* _REQUIREMENTS_
All of the data must be printed exactly; please include every line.

=== GIVEN RECORDS ===

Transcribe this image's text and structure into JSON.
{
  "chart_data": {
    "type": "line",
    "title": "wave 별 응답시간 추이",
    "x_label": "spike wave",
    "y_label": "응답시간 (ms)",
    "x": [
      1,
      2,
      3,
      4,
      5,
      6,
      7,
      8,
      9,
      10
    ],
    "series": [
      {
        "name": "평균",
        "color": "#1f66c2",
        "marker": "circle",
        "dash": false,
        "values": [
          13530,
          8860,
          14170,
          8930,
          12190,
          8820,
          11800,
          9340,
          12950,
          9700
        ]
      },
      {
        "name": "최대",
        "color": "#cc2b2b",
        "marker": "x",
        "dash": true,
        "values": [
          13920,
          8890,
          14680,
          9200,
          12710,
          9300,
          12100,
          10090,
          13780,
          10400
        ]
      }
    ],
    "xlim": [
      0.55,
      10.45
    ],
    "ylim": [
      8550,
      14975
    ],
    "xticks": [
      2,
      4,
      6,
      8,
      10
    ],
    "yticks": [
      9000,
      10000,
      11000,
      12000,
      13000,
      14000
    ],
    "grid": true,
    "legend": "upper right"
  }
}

===

* _EXERCISE RESPONSE_
Transcribe this image's text and structure into JSON.
{
  "chart_data": {
    "type": "line",
    "title": "wave 별 응답시간 추이",
    "x_label": "spike wave",
    "y_label": "응답시간 (ms)",
    "x": [
      1,
      2,
      3,
      4,
      5,
      6,
      7,
      8,
      9,
      10
    ],
    "series": [
      {
        "name": "평균",
        "color": "#1f66c2",
        "marker": "circle",
        "dash": false,
        "values": [
          13530,
          8860,
          14170,
          8930,
          12190,
          8820,
          11800,
          9340,
          12950,
          9700
        ]
      },
      {
        "name": "최대",
        "color": "#cc2b2b",
        "marker": "x",
        "dash": true,
        "values": [
          13920,
          8890,
          14680,
          9200,
          12710,
          9300,
          12100,
          10090,
          13780,
          10400
        ]
      }
    ],
    "xlim": [
      0.55,
      10.45
    ],
    "ylim": [
      8550,
      14975
    ],
    "xticks": [
      2,
      4,
      6,
      8,
      10
    ],
    "yticks": [
      9000,
      10000,
      11000,
      12000,
      13000,
      14000
    ],
    "grid": true,
    "legend": "upper right"
  }
}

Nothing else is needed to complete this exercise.